* **Passage choisi**:
========
Roger Brun, père et fils et Jeanine. (Ph.J.Brun).
 

Roger Brun père et fils. (Ph.J.Brun).

Pour Jeannette, comme les autres femmes paysannes de cette époque, c’est encore autre chose. Elle fait quatre beaux enfants, deux garçons, deux filles…mais il faudra les élever, nous dirons, en plus du reste. Car n’oublions pas que le « sort » des femmes c’est d’office, faire la cuisine, le ménage, la lessive, s’occuper du poulailler, des cochons, bref, tous les travaux obligatoires mais sans gloire qui dévorent le temps.

A fin mai c’est la montée à Mikéou avec les vaches dans la petite montagne jusqu’au début juillet où elles sont confiées à un berger. Traite le matin, traite le soir à la maison ou à Mikéou… c’est une belle contrainte. Si on n’est pas prés du troupeau on devient « rassier ». C’est à dire qu’il faut monter et descendre deux fois par jour à la montagne pour traire. Jeannette y a droit ! Heureusement, il n’y a pas de travail du lait. Il est ramassé d’abord avec un attelage à cheval puis avec une camionnette par René Vincent au profit de la société Nestlé prés de la gare à Montdauphin Eygliers.


Ramassage du lait à Mikéou avec René Vincent . (Ph.J.P.Vincent).

Jeannette assume cette vie « normale » équilibrée, dans ce déséquilibre de travail, avec Roger. Le couple fonctionne bien et ces jeunes paysans sont très appréciés du voisinage.Pour Roger comme pour Jeanette, amitié et solidarité ont un sens (voir ici). Il y a quelque fois des fêtes bien conviviales, des veillées joyeuses, des rencontres amicales…Mais à la maison Jeannette n’est pas à la fête : elle est venue vivre sa vie chez son mari. Elle n’était pas la bienvenue et trop souvent ses beaux parents lui font durement sentir sa situation de « pièce rapportée ». On ne sera pas surpris que la pression l’épuise et qu’elle puisse craquer : en janvier 1969 elle tombe gravement malade. Elle reste cinquante jours à l’hôpital Ambroise Paré à Marseille, puis un mois en maison de repos à Allauch. Son petit Patrick n’a que cinq ans.
========
* **Extraits des entrées**:
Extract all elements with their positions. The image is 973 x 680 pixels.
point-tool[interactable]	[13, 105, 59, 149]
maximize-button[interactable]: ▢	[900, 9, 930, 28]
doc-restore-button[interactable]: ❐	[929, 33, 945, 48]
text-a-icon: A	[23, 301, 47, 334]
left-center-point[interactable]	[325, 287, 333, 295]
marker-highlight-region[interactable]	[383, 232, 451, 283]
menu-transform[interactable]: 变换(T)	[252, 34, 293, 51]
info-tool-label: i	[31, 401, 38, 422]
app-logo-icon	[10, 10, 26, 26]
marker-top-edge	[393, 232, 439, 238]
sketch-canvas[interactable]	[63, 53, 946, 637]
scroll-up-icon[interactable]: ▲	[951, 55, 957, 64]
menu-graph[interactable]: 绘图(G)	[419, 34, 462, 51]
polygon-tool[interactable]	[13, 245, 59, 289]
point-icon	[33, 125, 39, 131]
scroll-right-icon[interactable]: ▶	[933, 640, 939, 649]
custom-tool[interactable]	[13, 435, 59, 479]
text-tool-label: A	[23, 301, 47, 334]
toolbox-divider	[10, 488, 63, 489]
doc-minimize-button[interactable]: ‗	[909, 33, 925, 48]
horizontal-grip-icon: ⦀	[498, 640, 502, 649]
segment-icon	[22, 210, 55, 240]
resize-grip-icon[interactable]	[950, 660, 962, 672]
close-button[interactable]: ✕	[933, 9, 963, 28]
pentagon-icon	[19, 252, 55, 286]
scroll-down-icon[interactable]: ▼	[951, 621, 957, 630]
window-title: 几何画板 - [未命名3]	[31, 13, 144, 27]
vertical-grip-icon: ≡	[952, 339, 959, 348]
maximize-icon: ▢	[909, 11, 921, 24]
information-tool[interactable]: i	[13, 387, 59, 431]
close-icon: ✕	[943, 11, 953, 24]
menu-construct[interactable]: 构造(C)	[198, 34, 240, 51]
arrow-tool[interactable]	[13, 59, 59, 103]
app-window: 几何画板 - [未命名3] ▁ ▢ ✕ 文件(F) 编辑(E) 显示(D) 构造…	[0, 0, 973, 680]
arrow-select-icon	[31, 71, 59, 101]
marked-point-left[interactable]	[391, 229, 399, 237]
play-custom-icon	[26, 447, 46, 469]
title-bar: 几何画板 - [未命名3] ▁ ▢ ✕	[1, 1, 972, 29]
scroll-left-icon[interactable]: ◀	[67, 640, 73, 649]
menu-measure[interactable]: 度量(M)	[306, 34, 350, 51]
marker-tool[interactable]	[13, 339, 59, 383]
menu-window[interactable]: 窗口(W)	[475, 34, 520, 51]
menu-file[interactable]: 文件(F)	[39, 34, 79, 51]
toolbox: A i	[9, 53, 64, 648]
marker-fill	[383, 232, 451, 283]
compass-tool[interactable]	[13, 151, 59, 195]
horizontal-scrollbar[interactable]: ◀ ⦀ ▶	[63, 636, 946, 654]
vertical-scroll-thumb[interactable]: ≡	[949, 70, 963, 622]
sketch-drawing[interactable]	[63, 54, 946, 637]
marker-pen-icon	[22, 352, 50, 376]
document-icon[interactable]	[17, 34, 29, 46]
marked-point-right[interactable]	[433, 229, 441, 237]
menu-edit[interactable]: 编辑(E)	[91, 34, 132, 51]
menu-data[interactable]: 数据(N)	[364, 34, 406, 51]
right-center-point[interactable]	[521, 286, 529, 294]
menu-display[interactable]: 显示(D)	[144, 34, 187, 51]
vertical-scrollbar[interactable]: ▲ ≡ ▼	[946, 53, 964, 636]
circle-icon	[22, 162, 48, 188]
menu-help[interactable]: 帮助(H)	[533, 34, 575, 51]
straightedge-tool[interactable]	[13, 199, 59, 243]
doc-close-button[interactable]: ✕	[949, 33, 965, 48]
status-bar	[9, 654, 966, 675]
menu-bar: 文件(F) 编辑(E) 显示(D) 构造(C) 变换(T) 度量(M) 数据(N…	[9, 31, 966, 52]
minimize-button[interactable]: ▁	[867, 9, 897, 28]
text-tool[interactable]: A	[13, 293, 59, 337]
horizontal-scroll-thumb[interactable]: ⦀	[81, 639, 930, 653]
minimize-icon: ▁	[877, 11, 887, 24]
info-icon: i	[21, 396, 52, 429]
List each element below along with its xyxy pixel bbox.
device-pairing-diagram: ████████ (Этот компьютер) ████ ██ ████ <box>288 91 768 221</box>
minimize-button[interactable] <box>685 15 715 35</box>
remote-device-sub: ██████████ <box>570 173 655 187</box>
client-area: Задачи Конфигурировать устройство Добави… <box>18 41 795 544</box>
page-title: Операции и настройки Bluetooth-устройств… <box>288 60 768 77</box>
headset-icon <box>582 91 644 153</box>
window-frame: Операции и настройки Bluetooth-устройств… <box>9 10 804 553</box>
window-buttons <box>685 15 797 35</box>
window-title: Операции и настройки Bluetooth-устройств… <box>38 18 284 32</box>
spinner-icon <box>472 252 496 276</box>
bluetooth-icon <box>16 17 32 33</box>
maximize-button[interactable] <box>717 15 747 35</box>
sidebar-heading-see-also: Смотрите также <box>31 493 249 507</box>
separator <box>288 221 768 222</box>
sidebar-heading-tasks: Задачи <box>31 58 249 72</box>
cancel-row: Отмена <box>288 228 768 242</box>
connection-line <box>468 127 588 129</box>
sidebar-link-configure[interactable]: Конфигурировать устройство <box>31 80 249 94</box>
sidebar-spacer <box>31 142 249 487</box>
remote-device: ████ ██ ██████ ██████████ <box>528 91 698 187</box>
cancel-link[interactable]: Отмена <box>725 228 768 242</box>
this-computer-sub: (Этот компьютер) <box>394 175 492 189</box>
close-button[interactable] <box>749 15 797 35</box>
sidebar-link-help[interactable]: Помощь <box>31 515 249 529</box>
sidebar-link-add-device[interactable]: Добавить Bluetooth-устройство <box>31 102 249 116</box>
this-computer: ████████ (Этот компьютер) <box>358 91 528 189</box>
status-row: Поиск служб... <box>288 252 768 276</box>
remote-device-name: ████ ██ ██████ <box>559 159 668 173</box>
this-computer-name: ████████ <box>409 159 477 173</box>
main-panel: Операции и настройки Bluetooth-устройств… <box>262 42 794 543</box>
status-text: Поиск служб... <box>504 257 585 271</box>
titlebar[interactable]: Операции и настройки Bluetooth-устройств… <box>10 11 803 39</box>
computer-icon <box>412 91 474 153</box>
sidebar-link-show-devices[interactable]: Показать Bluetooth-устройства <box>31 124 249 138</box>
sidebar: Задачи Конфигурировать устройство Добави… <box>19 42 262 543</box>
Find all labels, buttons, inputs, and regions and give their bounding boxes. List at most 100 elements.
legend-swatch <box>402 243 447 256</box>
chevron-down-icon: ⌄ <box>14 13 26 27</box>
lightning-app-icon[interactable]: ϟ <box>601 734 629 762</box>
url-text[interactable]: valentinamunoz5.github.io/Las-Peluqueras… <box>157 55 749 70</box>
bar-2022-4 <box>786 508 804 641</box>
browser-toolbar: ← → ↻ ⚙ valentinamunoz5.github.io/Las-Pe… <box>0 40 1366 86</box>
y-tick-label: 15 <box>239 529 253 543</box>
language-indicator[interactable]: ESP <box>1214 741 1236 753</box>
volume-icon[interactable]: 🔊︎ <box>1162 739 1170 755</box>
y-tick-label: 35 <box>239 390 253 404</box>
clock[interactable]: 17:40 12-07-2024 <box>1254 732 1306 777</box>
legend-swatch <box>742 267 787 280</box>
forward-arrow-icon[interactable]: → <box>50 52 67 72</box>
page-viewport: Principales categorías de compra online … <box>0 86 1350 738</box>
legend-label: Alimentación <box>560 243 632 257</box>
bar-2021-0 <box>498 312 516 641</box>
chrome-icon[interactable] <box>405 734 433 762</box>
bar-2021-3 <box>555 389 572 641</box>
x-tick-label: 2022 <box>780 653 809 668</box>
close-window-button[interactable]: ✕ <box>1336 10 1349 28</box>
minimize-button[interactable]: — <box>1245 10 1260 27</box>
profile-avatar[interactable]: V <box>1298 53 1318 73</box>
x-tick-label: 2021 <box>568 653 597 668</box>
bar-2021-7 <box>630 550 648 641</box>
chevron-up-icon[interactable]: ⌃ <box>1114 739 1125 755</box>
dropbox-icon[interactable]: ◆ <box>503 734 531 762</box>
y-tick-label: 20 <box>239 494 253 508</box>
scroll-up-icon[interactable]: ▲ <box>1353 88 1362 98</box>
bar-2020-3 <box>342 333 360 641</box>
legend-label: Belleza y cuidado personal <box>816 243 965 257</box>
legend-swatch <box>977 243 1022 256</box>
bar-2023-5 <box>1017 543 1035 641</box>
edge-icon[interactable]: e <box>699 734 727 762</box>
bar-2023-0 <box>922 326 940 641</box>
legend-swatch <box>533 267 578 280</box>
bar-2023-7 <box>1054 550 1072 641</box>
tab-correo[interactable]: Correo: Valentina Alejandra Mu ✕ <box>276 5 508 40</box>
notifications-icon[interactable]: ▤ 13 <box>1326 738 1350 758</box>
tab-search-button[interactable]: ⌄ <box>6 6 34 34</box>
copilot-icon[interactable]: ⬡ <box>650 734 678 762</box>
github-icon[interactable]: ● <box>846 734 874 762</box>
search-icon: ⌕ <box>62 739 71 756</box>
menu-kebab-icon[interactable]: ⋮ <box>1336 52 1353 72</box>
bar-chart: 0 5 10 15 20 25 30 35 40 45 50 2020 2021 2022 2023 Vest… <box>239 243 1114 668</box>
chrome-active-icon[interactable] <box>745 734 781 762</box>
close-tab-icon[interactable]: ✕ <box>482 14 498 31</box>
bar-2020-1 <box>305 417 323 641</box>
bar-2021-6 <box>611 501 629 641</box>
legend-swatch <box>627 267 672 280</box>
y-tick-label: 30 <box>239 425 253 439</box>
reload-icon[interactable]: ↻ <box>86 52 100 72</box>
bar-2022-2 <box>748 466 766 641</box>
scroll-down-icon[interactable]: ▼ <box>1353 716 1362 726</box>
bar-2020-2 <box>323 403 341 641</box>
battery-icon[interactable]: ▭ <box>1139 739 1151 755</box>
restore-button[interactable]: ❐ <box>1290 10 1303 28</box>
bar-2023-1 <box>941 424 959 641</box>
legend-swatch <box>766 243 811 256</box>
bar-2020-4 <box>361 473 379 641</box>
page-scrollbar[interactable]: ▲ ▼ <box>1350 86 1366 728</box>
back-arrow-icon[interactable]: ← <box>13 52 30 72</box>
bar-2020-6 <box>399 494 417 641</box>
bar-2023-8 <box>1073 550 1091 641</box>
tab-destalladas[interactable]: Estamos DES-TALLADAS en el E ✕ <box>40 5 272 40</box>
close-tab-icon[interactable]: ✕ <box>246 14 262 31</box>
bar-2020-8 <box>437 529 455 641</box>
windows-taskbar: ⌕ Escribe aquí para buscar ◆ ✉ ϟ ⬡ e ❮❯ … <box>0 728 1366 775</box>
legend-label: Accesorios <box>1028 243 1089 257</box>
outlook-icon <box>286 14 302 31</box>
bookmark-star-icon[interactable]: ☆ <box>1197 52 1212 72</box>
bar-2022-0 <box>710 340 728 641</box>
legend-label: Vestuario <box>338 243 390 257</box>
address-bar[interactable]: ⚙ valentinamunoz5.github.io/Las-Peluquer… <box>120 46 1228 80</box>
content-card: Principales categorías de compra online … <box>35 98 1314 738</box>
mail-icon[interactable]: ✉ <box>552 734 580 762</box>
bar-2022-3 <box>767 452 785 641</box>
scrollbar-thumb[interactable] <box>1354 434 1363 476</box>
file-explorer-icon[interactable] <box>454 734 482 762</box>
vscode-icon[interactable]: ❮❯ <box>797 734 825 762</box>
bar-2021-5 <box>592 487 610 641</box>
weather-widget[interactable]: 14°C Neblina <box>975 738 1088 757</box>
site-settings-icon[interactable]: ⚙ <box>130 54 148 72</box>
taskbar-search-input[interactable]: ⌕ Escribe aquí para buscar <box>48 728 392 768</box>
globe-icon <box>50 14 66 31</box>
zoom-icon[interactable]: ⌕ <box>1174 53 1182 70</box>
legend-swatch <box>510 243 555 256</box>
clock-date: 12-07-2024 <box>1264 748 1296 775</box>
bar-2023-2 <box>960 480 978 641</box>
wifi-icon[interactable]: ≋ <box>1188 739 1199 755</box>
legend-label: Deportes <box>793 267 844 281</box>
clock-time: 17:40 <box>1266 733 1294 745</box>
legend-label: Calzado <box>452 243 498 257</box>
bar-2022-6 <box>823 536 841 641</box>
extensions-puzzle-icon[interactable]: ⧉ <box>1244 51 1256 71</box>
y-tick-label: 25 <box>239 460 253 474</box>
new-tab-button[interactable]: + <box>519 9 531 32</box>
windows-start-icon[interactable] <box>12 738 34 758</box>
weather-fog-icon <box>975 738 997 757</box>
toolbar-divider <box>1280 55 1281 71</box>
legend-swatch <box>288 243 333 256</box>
========
* **Consigne A**: Selon le passage choisi, combien de jours Jeannette reste-t-elle à l'hôpital Ambroise Paré à Marseille ?
* **Consigne B**: Recopiez le passage choisi en commençant à « Roger Brun père » et en terminant à « dévorent le temps. ».

* **Résultat attendu A**: Cinquante jours.

* **Résultat attendu B**:
Roger Brun père et fils. (Ph.J.Brun).

Pour Jeannette, comme les autres femmes paysannes de cette époque, c’est encore autre chose. Elle fait quatre beaux enfants, deux garçons, deux filles…mais il faudra les élever, nous dirons, en plus du reste. Car n’oublions pas que le « sort » des femmes c’est d’office, faire la cuisine, le ménage, la lessive, s’occuper du poulailler, des cochons, bref, tous les travaux obligatoires mais sans gloire qui dévorent le temps.